Records provided:
········
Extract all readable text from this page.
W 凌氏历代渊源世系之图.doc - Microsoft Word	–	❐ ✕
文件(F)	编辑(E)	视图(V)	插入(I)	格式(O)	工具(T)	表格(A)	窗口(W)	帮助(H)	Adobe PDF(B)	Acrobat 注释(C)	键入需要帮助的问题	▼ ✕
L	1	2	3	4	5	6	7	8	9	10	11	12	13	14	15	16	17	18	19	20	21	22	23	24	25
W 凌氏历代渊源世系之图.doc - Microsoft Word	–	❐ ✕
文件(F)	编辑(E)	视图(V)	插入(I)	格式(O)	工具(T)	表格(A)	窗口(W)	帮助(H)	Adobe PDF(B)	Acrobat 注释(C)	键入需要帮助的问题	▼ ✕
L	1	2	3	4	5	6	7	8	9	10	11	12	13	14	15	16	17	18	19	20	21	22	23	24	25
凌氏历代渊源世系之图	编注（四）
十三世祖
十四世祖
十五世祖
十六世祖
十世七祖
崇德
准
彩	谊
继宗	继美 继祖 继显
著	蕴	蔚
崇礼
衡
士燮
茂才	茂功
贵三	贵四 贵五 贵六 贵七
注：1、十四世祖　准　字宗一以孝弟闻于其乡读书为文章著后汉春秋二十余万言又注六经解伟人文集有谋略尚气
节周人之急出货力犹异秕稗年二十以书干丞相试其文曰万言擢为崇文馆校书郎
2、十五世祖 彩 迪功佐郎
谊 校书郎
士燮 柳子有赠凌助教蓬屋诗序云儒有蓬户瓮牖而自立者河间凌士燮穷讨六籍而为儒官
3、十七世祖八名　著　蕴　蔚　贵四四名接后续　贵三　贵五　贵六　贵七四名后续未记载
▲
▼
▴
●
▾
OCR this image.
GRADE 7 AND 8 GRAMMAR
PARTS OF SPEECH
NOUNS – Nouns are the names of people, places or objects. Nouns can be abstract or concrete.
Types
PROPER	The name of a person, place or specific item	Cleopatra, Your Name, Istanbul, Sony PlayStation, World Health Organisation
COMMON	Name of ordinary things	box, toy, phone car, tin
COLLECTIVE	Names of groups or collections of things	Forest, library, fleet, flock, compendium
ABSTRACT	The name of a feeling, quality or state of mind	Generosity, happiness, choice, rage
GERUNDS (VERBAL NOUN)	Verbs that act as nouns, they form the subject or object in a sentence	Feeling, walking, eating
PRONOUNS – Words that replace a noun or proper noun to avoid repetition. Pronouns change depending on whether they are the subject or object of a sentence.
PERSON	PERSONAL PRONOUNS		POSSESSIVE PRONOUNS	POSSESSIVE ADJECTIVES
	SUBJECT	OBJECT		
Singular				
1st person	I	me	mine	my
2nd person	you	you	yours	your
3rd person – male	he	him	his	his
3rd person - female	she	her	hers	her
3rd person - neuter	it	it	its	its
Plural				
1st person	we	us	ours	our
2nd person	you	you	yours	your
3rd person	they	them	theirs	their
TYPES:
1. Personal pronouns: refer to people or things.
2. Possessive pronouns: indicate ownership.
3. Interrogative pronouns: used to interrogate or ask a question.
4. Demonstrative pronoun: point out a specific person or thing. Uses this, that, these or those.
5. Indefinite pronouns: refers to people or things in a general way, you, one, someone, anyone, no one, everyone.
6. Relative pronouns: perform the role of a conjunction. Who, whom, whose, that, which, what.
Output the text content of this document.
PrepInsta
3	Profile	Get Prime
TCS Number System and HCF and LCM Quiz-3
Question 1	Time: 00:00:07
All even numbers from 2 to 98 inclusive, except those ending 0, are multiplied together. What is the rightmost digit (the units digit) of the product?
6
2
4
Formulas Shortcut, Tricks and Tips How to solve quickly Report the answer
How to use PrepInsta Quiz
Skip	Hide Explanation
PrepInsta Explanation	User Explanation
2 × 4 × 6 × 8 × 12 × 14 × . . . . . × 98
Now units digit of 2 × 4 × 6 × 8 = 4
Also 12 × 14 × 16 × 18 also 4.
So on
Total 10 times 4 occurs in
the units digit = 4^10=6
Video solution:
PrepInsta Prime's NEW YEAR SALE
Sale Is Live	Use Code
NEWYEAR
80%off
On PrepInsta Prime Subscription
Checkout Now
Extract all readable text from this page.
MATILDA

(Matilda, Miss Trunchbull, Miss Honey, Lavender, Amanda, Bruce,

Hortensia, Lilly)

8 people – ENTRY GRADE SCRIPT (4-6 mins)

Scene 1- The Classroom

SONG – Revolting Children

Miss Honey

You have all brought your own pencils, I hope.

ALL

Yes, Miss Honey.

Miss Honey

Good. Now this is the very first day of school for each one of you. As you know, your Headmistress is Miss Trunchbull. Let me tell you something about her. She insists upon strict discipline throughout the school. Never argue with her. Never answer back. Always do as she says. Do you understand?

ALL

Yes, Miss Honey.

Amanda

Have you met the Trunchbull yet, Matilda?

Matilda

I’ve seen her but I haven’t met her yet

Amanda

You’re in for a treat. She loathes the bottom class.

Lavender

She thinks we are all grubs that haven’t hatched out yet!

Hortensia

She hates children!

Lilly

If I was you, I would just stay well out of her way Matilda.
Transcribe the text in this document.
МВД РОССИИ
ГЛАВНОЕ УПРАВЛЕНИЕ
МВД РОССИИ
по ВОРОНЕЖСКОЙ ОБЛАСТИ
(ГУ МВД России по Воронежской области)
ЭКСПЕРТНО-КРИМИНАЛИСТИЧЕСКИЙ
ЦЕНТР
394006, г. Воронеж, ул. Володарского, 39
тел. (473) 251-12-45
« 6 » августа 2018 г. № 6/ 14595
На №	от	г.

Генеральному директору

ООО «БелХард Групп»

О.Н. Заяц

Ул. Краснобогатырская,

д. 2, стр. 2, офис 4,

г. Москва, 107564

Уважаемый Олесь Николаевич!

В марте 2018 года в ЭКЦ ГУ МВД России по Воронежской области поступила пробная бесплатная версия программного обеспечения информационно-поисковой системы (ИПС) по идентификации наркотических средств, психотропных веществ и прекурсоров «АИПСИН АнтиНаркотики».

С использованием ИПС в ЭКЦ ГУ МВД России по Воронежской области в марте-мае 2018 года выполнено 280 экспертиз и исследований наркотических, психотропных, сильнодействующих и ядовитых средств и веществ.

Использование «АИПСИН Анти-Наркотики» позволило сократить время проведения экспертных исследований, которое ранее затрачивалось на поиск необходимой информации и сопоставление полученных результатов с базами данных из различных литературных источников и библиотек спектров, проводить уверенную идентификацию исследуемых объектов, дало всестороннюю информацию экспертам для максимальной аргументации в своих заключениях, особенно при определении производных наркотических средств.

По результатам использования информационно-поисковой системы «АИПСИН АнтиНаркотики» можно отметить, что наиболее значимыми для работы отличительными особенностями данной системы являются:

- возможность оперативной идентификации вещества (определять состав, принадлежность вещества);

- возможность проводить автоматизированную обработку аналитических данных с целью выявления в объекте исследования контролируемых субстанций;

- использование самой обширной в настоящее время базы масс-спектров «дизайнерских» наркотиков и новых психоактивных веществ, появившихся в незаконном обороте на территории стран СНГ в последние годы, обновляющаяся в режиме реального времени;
········
Written exercise: Pick out the lines that contain "системы" and copy them.

Final result:
В марте 2018 года в ЭКЦ ГУ МВД России по Воронежской области поступила пробная бесплатная версия программного обеспечения информационно-поисковой системы (ИПС) по идентификации наркотических средств, психотропных веществ и прекурсоров «АИПСИН АнтиНаркотики».
По результатам использования информационно-поисковой системы «АИПСИН АнтиНаркотики» можно отметить, что наиболее значимыми для работы отличительными особенностями данной системы являются:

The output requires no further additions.